§ LISTED RECORDS
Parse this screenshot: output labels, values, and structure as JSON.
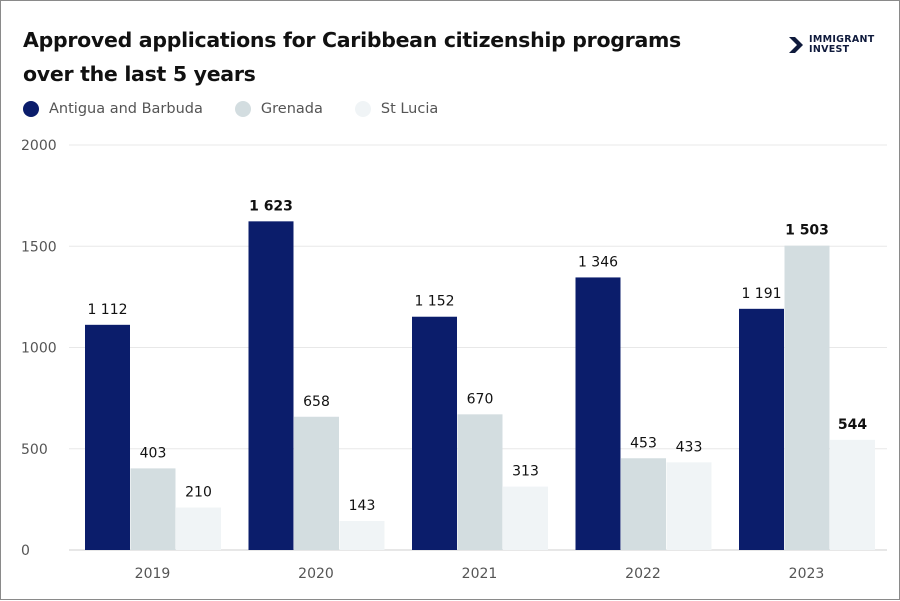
{
  "title_line1": "Approved applications for Caribbean citizenship programs",
  "title_line2": "over the last 5 years",
  "logo": {
    "line1": "IMMIGRANT",
    "line2": "INVEST",
    "color": "#0f1a3c"
  },
  "chart_data": {
    "type": "bar",
    "title": "Approved applications for Caribbean citizenship programs over the last 5 years",
    "categories": [
      "2019",
      "2020",
      "2021",
      "2022",
      "2023"
    ],
    "series": [
      {
        "name": "Antigua and Barbuda",
        "color": "#0b1d6b",
        "values": [
          1112,
          1623,
          1152,
          1346,
          1191
        ],
        "labels": [
          "1 112",
          "1 623",
          "1 152",
          "1 346",
          "1 191"
        ]
      },
      {
        "name": "Grenada",
        "color": "#d3dde0",
        "values": [
          403,
          658,
          670,
          453,
          1503
        ],
        "labels": [
          "403",
          "658",
          "670",
          "453",
          "1 503"
        ]
      },
      {
        "name": "St Lucia",
        "color": "#f0f4f6",
        "values": [
          210,
          143,
          313,
          433,
          544
        ],
        "labels": [
          "210",
          "143",
          "313",
          "433",
          "544"
        ]
      }
    ],
    "highlighted_max_per_series": true,
    "ylim": [
      0,
      2000
    ],
    "yticks": [
      "0",
      "500",
      "1000",
      "1500",
      "2000"
    ],
    "grid": true,
    "legend": "top-left",
    "xlabel": "",
    "ylabel": ""
  }
}
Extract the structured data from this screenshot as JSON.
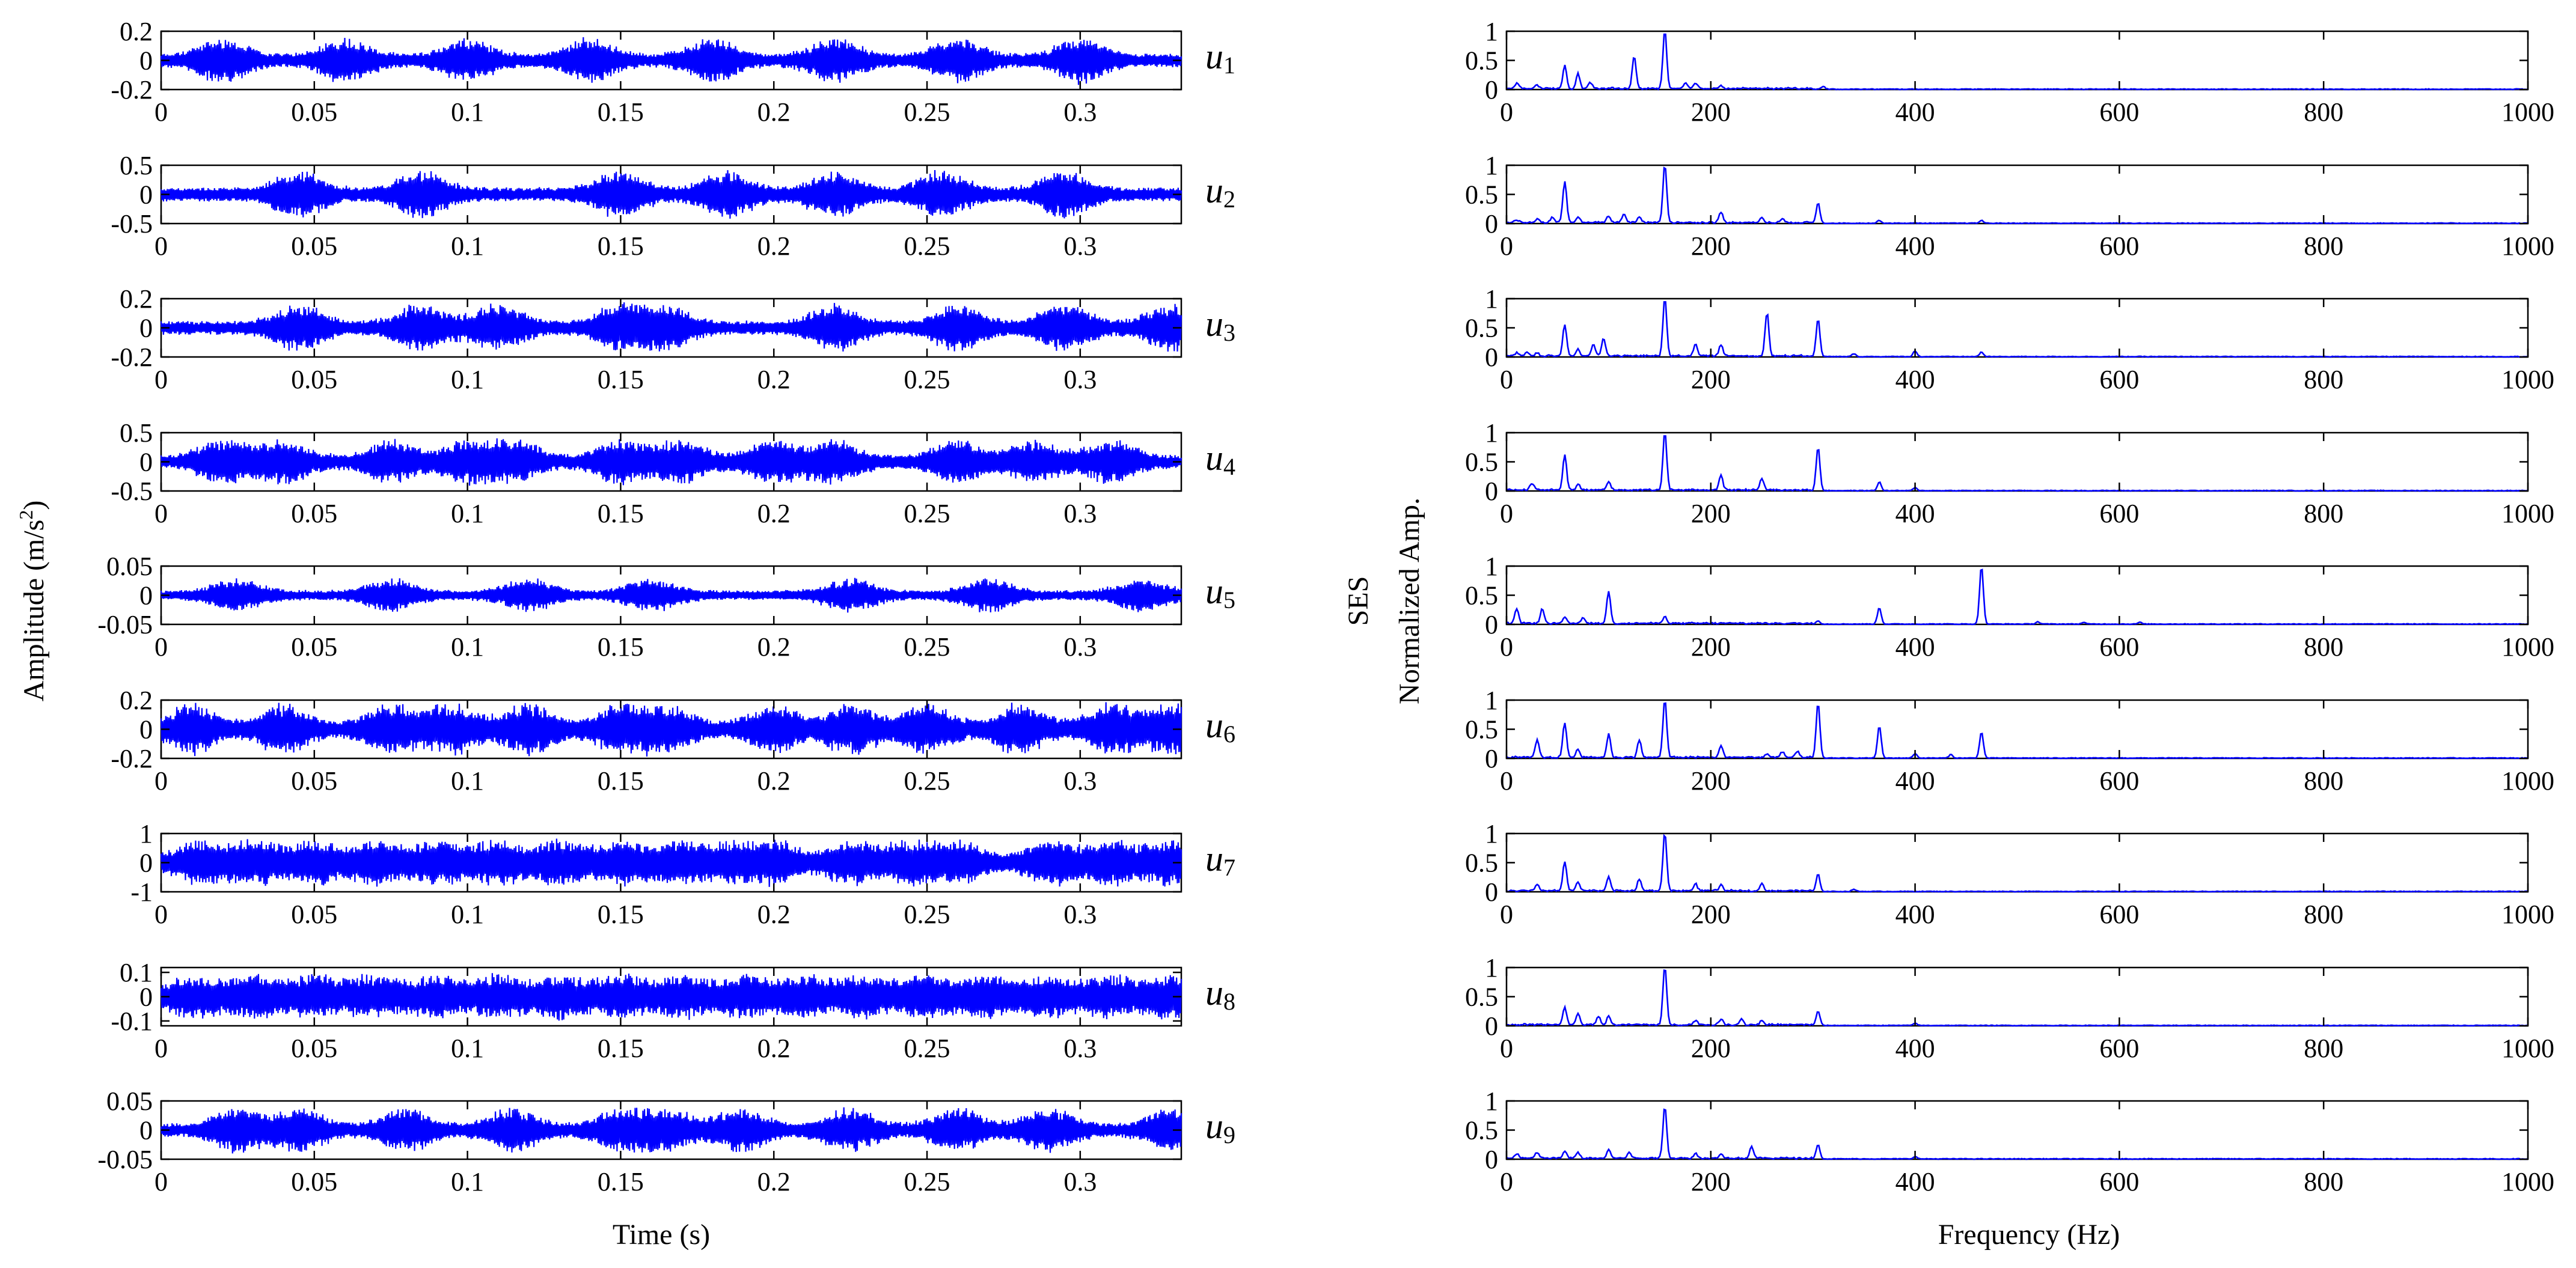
{
  "chart_data": [
    {
      "type": "line",
      "title": "",
      "panel": "time-domain modes",
      "xlabel": "Time (s)",
      "ylabel": "Amplitude (m/s²)",
      "ylabel_main": "Amplitude (m/s",
      "ylabel_sup": "2",
      "ylabel_close": ")",
      "xlim": [
        0,
        0.333
      ],
      "xtick_values": [
        0,
        0.05,
        0.1,
        0.15,
        0.2,
        0.25,
        0.3
      ],
      "xtick_labels": [
        "0",
        "0.05",
        "0.1",
        "0.15",
        "0.2",
        "0.25",
        "0.3"
      ],
      "line_color": "#0000ff",
      "series": [
        {
          "name": "u1",
          "label_main": "u",
          "label_sub": "1",
          "ylim": [
            -0.2,
            0.2
          ],
          "ytick_values": [
            -0.2,
            0,
            0.2
          ],
          "ytick_labels": [
            "-0.2",
            "0",
            "0.2"
          ],
          "envelope_peak": 0.17,
          "burst_times": [
            0.02,
            0.06,
            0.1,
            0.14,
            0.18,
            0.22,
            0.26,
            0.3
          ]
        },
        {
          "name": "u2",
          "label_main": "u",
          "label_sub": "2",
          "ylim": [
            -0.5,
            0.5
          ],
          "ytick_values": [
            -0.5,
            0,
            0.5
          ],
          "ytick_labels": [
            "-0.5",
            "0",
            "0.5"
          ],
          "envelope_peak": 0.45,
          "burst_times": [
            0.045,
            0.085,
            0.15,
            0.185,
            0.22,
            0.255,
            0.295
          ]
        },
        {
          "name": "u3",
          "label_main": "u",
          "label_sub": "3",
          "ylim": [
            -0.2,
            0.2
          ],
          "ytick_values": [
            -0.2,
            0,
            0.2
          ],
          "ytick_labels": [
            "-0.2",
            "0",
            "0.2"
          ],
          "envelope_peak": 0.18,
          "burst_times": [
            0.045,
            0.085,
            0.11,
            0.15,
            0.165,
            0.22,
            0.26,
            0.295,
            0.33
          ]
        },
        {
          "name": "u4",
          "label_main": "u",
          "label_sub": "4",
          "ylim": [
            -0.5,
            0.5
          ],
          "ytick_values": [
            -0.5,
            0,
            0.5
          ],
          "ytick_labels": [
            "-0.5",
            "0",
            "0.5"
          ],
          "envelope_peak": 0.42,
          "burst_times": [
            0.02,
            0.04,
            0.075,
            0.1,
            0.115,
            0.15,
            0.17,
            0.2,
            0.22,
            0.26,
            0.285,
            0.31
          ]
        },
        {
          "name": "u5",
          "label_main": "u",
          "label_sub": "5",
          "ylim": [
            -0.05,
            0.05
          ],
          "ytick_values": [
            -0.05,
            0,
            0.05
          ],
          "ytick_labels": [
            "-0.05",
            "0",
            "0.05"
          ],
          "envelope_peak": 0.032,
          "burst_times": [
            0.025,
            0.075,
            0.12,
            0.16,
            0.225,
            0.27,
            0.32
          ]
        },
        {
          "name": "u6",
          "label_main": "u",
          "label_sub": "6",
          "ylim": [
            -0.2,
            0.2
          ],
          "ytick_values": [
            -0.2,
            0,
            0.2
          ],
          "ytick_labels": [
            "-0.2",
            "0",
            "0.2"
          ],
          "envelope_peak": 0.19,
          "burst_times": [
            0.01,
            0.04,
            0.075,
            0.095,
            0.12,
            0.15,
            0.165,
            0.2,
            0.225,
            0.25,
            0.28,
            0.31,
            0.33
          ]
        },
        {
          "name": "u7",
          "label_main": "u",
          "label_sub": "7",
          "ylim": [
            -1,
            1
          ],
          "ytick_values": [
            -1,
            0,
            1
          ],
          "ytick_labels": [
            "-1",
            "0",
            "1"
          ],
          "envelope_peak": 0.85,
          "burst_times": [
            0.012,
            0.03,
            0.05,
            0.07,
            0.09,
            0.11,
            0.13,
            0.15,
            0.17,
            0.188,
            0.2,
            0.225,
            0.245,
            0.26,
            0.29,
            0.31,
            0.33
          ]
        },
        {
          "name": "u8",
          "label_main": "u",
          "label_sub": "8",
          "ylim": [
            -0.12,
            0.12
          ],
          "ytick_values": [
            -0.1,
            0,
            0.1
          ],
          "ytick_labels": [
            "-0.1",
            "0",
            "0.1"
          ],
          "envelope_peak": 0.1,
          "burst_times": [
            0.01,
            0.03,
            0.05,
            0.07,
            0.09,
            0.11,
            0.13,
            0.15,
            0.17,
            0.19,
            0.21,
            0.23,
            0.25,
            0.27,
            0.29,
            0.31,
            0.33
          ]
        },
        {
          "name": "u9",
          "label_main": "u",
          "label_sub": "9",
          "ylim": [
            -0.05,
            0.05
          ],
          "ytick_values": [
            -0.05,
            0,
            0.05
          ],
          "ytick_labels": [
            "-0.05",
            "0",
            "0.05"
          ],
          "envelope_peak": 0.042,
          "burst_times": [
            0.025,
            0.045,
            0.08,
            0.115,
            0.15,
            0.165,
            0.19,
            0.225,
            0.26,
            0.29,
            0.33
          ]
        }
      ]
    },
    {
      "type": "line",
      "title": "",
      "panel": "squared envelope spectra",
      "xlabel": "Frequency (Hz)",
      "ylabel_line1": "SES",
      "ylabel_line2": "Normalized Amp.",
      "xlim": [
        0,
        1000
      ],
      "ylim": [
        0,
        1
      ],
      "xtick_values": [
        0,
        200,
        400,
        600,
        800,
        1000
      ],
      "xtick_labels": [
        "0",
        "200",
        "400",
        "600",
        "800",
        "1000"
      ],
      "ytick_values": [
        0,
        0.5,
        1
      ],
      "ytick_labels": [
        "0",
        "0.5",
        "1"
      ],
      "line_color": "#0000ff",
      "series": [
        {
          "name": "SES u1",
          "peaks": [
            [
              10,
              0.1
            ],
            [
              30,
              0.05
            ],
            [
              57,
              0.4
            ],
            [
              70,
              0.25
            ],
            [
              82,
              0.1
            ],
            [
              125,
              0.55
            ],
            [
              155,
              1.0
            ],
            [
              175,
              0.1
            ],
            [
              185,
              0.1
            ],
            [
              210,
              0.06
            ],
            [
              310,
              0.05
            ]
          ]
        },
        {
          "name": "SES u2",
          "peaks": [
            [
              10,
              0.05
            ],
            [
              30,
              0.06
            ],
            [
              45,
              0.1
            ],
            [
              57,
              0.7
            ],
            [
              70,
              0.1
            ],
            [
              100,
              0.12
            ],
            [
              115,
              0.15
            ],
            [
              130,
              0.1
            ],
            [
              155,
              1.0
            ],
            [
              210,
              0.18
            ],
            [
              250,
              0.08
            ],
            [
              270,
              0.06
            ],
            [
              305,
              0.35
            ],
            [
              365,
              0.05
            ],
            [
              465,
              0.05
            ]
          ]
        },
        {
          "name": "SES u3",
          "peaks": [
            [
              10,
              0.05
            ],
            [
              20,
              0.06
            ],
            [
              30,
              0.05
            ],
            [
              57,
              0.55
            ],
            [
              70,
              0.12
            ],
            [
              85,
              0.2
            ],
            [
              95,
              0.3
            ],
            [
              155,
              1.0
            ],
            [
              185,
              0.2
            ],
            [
              210,
              0.2
            ],
            [
              255,
              0.75
            ],
            [
              305,
              0.65
            ],
            [
              340,
              0.05
            ],
            [
              400,
              0.1
            ],
            [
              465,
              0.08
            ]
          ]
        },
        {
          "name": "SES u4",
          "peaks": [
            [
              25,
              0.12
            ],
            [
              57,
              0.6
            ],
            [
              70,
              0.1
            ],
            [
              100,
              0.15
            ],
            [
              155,
              1.0
            ],
            [
              210,
              0.25
            ],
            [
              250,
              0.2
            ],
            [
              305,
              0.75
            ],
            [
              365,
              0.15
            ],
            [
              400,
              0.05
            ]
          ]
        },
        {
          "name": "SES u5",
          "peaks": [
            [
              10,
              0.25
            ],
            [
              35,
              0.25
            ],
            [
              57,
              0.1
            ],
            [
              75,
              0.1
            ],
            [
              100,
              0.55
            ],
            [
              155,
              0.12
            ],
            [
              305,
              0.06
            ],
            [
              365,
              0.28
            ],
            [
              465,
              1.0
            ],
            [
              520,
              0.04
            ],
            [
              565,
              0.03
            ],
            [
              620,
              0.03
            ]
          ]
        },
        {
          "name": "SES u6",
          "peaks": [
            [
              30,
              0.3
            ],
            [
              57,
              0.6
            ],
            [
              70,
              0.15
            ],
            [
              100,
              0.4
            ],
            [
              130,
              0.3
            ],
            [
              155,
              1.0
            ],
            [
              210,
              0.2
            ],
            [
              255,
              0.06
            ],
            [
              270,
              0.1
            ],
            [
              285,
              0.1
            ],
            [
              305,
              0.95
            ],
            [
              365,
              0.55
            ],
            [
              400,
              0.08
            ],
            [
              435,
              0.06
            ],
            [
              465,
              0.45
            ]
          ]
        },
        {
          "name": "SES u7",
          "peaks": [
            [
              30,
              0.1
            ],
            [
              57,
              0.5
            ],
            [
              70,
              0.15
            ],
            [
              100,
              0.25
            ],
            [
              130,
              0.2
            ],
            [
              155,
              1.0
            ],
            [
              185,
              0.12
            ],
            [
              210,
              0.1
            ],
            [
              250,
              0.12
            ],
            [
              305,
              0.3
            ],
            [
              340,
              0.04
            ]
          ]
        },
        {
          "name": "SES u8",
          "peaks": [
            [
              57,
              0.3
            ],
            [
              70,
              0.2
            ],
            [
              90,
              0.15
            ],
            [
              100,
              0.15
            ],
            [
              155,
              1.0
            ],
            [
              185,
              0.08
            ],
            [
              210,
              0.1
            ],
            [
              230,
              0.1
            ],
            [
              250,
              0.08
            ],
            [
              305,
              0.25
            ],
            [
              400,
              0.04
            ]
          ]
        },
        {
          "name": "SES u9",
          "peaks": [
            [
              10,
              0.08
            ],
            [
              30,
              0.1
            ],
            [
              57,
              0.12
            ],
            [
              70,
              0.1
            ],
            [
              100,
              0.15
            ],
            [
              120,
              0.1
            ],
            [
              155,
              0.9
            ],
            [
              185,
              0.08
            ],
            [
              210,
              0.08
            ],
            [
              240,
              0.2
            ],
            [
              305,
              0.25
            ],
            [
              400,
              0.04
            ]
          ]
        }
      ]
    }
  ]
}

§ WRITTEN TASK
In the entries above, find every line with the word "applications" and list it.

§ ANSWER TO THIS PROBLEM
  "title_line1": "Approved applications for Caribbean citizenship programs",
    "title": "Approved applications for Caribbean citizenship programs over the last 5 years",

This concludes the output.